## INSTRUCTION
Only the pictures are omitted; repeat all other data exactly.
-- -- --
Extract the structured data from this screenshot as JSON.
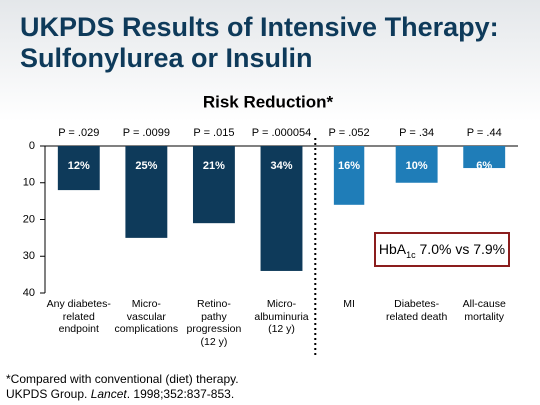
{
  "header": {
    "title_lines": [
      "UKPDS Results of Intensive Therapy:",
      "Sulfonylurea or Insulin"
    ]
  },
  "chart_data": {
    "type": "bar",
    "title": "Risk Reduction*",
    "categories": [
      "Any diabetes-\nrelated\nendpoint",
      "Micro-\nvascular\ncomplications",
      "Retino-\npathy\nprogression\n(12 y)",
      "Micro-\nalbuminuria\n(12 y)",
      "MI",
      "Diabetes-\nrelated death",
      "All-cause\nmortality"
    ],
    "values": [
      12,
      25,
      21,
      34,
      16,
      10,
      6
    ],
    "value_labels": [
      "12%",
      "25%",
      "21%",
      "34%",
      "16%",
      "10%",
      "6%"
    ],
    "p_values": [
      "P = .029",
      "P = .0099",
      "P = .015",
      "P = .000054",
      "P = .052",
      "P = .34",
      "P = .44"
    ],
    "colors": [
      "#0e3a5a",
      "#0e3a5a",
      "#0e3a5a",
      "#0e3a5a",
      "#1f7db8",
      "#1f7db8",
      "#1f7db8"
    ],
    "ylim": [
      0,
      40
    ],
    "yticks": [
      0,
      10,
      20,
      30,
      40
    ],
    "y_inverted": true,
    "annotation": {
      "main": "HbA",
      "sub": "1c",
      "rest": " 7.0% vs 7.9%"
    }
  },
  "footnotes": {
    "line1": "*Compared with conventional (diet) therapy.",
    "line2": [
      "UKPDS Group. ",
      "Lancet",
      ". 1998;352:837-853."
    ]
  }
}
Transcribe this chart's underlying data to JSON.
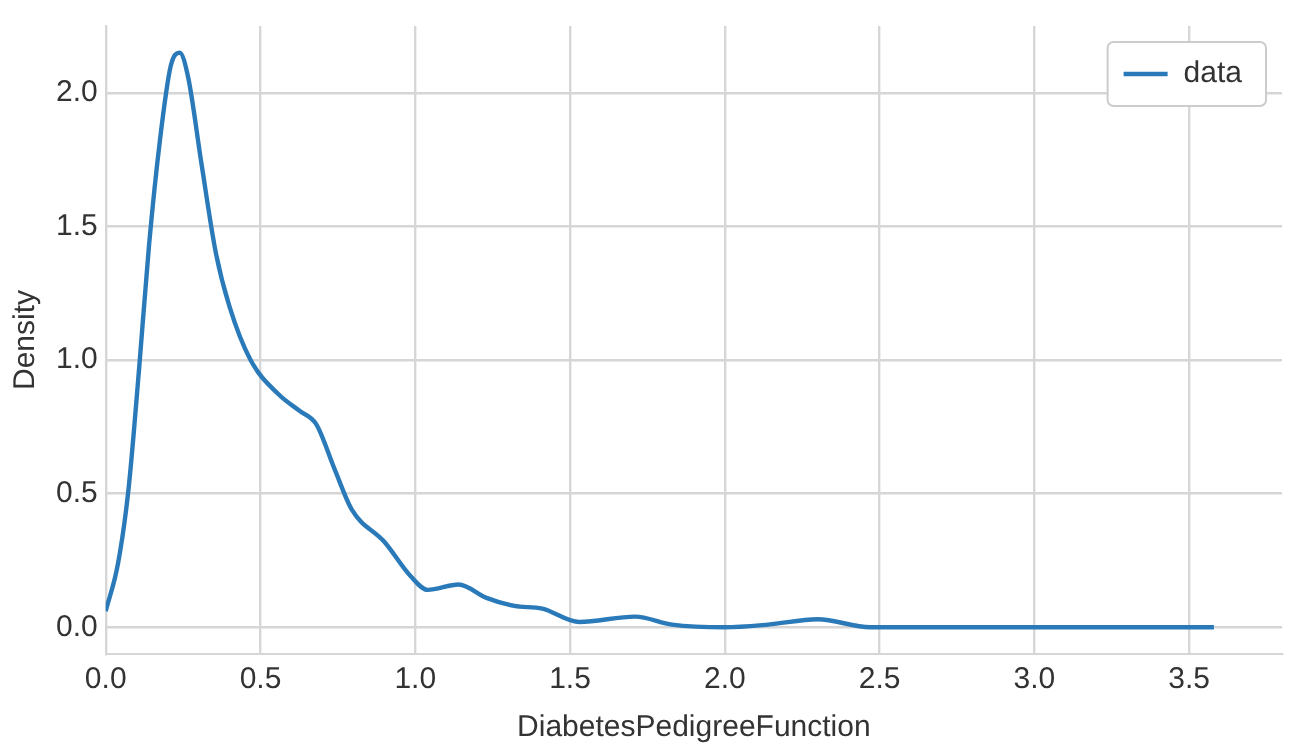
{
  "chart_data": {
    "type": "line",
    "xlabel": "DiabetesPedigreeFunction",
    "ylabel": "Density",
    "series": [
      {
        "name": "data",
        "color": "#2a7ab9",
        "x": [
          0,
          0.04,
          0.074,
          0.108,
          0.14,
          0.176,
          0.21,
          0.239,
          0.266,
          0.31,
          0.356,
          0.4,
          0.468,
          0.56,
          0.626,
          0.68,
          0.74,
          0.795,
          0.9,
          0.986,
          1.04,
          1.14,
          1.23,
          1.32,
          1.41,
          1.53,
          1.71,
          1.83,
          2.0,
          2.14,
          2.3,
          2.47,
          2.8,
          3.2,
          3.58
        ],
        "values": [
          0.06,
          0.24,
          0.52,
          0.97,
          1.43,
          1.83,
          2.1,
          2.15,
          2.06,
          1.73,
          1.4,
          1.2,
          1.0,
          0.87,
          0.81,
          0.76,
          0.59,
          0.44,
          0.32,
          0.19,
          0.14,
          0.16,
          0.11,
          0.08,
          0.07,
          0.02,
          0.04,
          0.01,
          0,
          0.01,
          0.03,
          0,
          0,
          0,
          0
        ]
      }
    ],
    "xlim": [
      0,
      3.8
    ],
    "xticks": [
      {
        "value": 0,
        "label": "0.0"
      },
      {
        "value": 0.5,
        "label": "0.5"
      },
      {
        "value": 1,
        "label": "1.0"
      },
      {
        "value": 1.5,
        "label": "1.5"
      },
      {
        "value": 2,
        "label": "2.0"
      },
      {
        "value": 2.5,
        "label": "2.5"
      },
      {
        "value": 3,
        "label": "3.0"
      },
      {
        "value": 3.5,
        "label": "3.5"
      }
    ],
    "ylim": [
      -0.1,
      2.25
    ],
    "yticks": [
      {
        "value": 0,
        "label": "0.0"
      },
      {
        "value": 0.5,
        "label": "0.5"
      },
      {
        "value": 1,
        "label": "1.0"
      },
      {
        "value": 1.5,
        "label": "1.5"
      },
      {
        "value": 2,
        "label": "2.0"
      }
    ],
    "grid": true,
    "legend": "top right",
    "marker": "none",
    "line_style": "solid"
  }
}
-- -- --
## SOLUTION TO THIS PROBLEM
Extract the structured data from this screenshot as JSON.
{
  "header": {
    "title_lines": [
      "UKPDS Results of Intensive Therapy:",
      "Sulfonylurea or Insulin"
    ]
  },
  "chart_data": {
    "type": "bar",
    "title": "Risk Reduction*",
    "categories": [
      "Any diabetes-\nrelated\nendpoint",
      "Micro-\nvascular\ncomplications",
      "Retino-\npathy\nprogression\n(12 y)",
      "Micro-\nalbuminuria\n(12 y)",
      "MI",
      "Diabetes-\nrelated death",
      "All-cause\nmortality"
    ],
    "values": [
      12,
      25,
      21,
      34,
      16,
      10,
      6
    ],
    "value_labels": [
      "12%",
      "25%",
      "21%",
      "34%",
      "16%",
      "10%",
      "6%"
    ],
    "p_values": [
      "P = .029",
      "P = .0099",
      "P = .015",
      "P = .000054",
      "P = .052",
      "P = .34",
      "P = .44"
    ],
    "colors": [
      "#0e3a5a",
      "#0e3a5a",
      "#0e3a5a",
      "#0e3a5a",
      "#1f7db8",
      "#1f7db8",
      "#1f7db8"
    ],
    "ylim": [
      0,
      40
    ],
    "yticks": [
      0,
      10,
      20,
      30,
      40
    ],
    "y_inverted": true,
    "annotation": {
      "main": "HbA",
      "sub": "1c",
      "rest": " 7.0% vs 7.9%"
    }
  },
  "footnotes": {
    "line1": "*Compared with conventional (diet) therapy.",
    "line2": [
      "UKPDS Group. ",
      "Lancet",
      ". 1998;352:837-853."
    ]
  }
}
Transcribe this chart's underlying data to JSON.
{
  "chart_data": {
    "type": "line",
    "xlabel": "DiabetesPedigreeFunction",
    "ylabel": "Density",
    "series": [
      {
        "name": "data",
        "color": "#2a7ab9",
        "x": [
          0,
          0.04,
          0.074,
          0.108,
          0.14,
          0.176,
          0.21,
          0.239,
          0.266,
          0.31,
          0.356,
          0.4,
          0.468,
          0.56,
          0.626,
          0.68,
          0.74,
          0.795,
          0.9,
          0.986,
          1.04,
          1.14,
          1.23,
          1.32,
          1.41,
          1.53,
          1.71,
          1.83,
          2.0,
          2.14,
          2.3,
          2.47,
          2.8,
          3.2,
          3.58
        ],
        "values": [
          0.06,
          0.24,
          0.52,
          0.97,
          1.43,
          1.83,
          2.1,
          2.15,
          2.06,
          1.73,
          1.4,
          1.2,
          1.0,
          0.87,
          0.81,
          0.76,
          0.59,
          0.44,
          0.32,
          0.19,
          0.14,
          0.16,
          0.11,
          0.08,
          0.07,
          0.02,
          0.04,
          0.01,
          0,
          0.01,
          0.03,
          0,
          0,
          0,
          0
        ]
      }
    ],
    "xlim": [
      0,
      3.8
    ],
    "xticks": [
      {
        "value": 0,
        "label": "0.0"
      },
      {
        "value": 0.5,
        "label": "0.5"
      },
      {
        "value": 1,
        "label": "1.0"
      },
      {
        "value": 1.5,
        "label": "1.5"
      },
      {
        "value": 2,
        "label": "2.0"
      },
      {
        "value": 2.5,
        "label": "2.5"
      },
      {
        "value": 3,
        "label": "3.0"
      },
      {
        "value": 3.5,
        "label": "3.5"
      }
    ],
    "ylim": [
      -0.1,
      2.25
    ],
    "yticks": [
      {
        "value": 0,
        "label": "0.0"
      },
      {
        "value": 0.5,
        "label": "0.5"
      },
      {
        "value": 1,
        "label": "1.0"
      },
      {
        "value": 1.5,
        "label": "1.5"
      },
      {
        "value": 2,
        "label": "2.0"
      }
    ],
    "grid": true,
    "legend": "top right",
    "marker": "none",
    "line_style": "solid"
  }
}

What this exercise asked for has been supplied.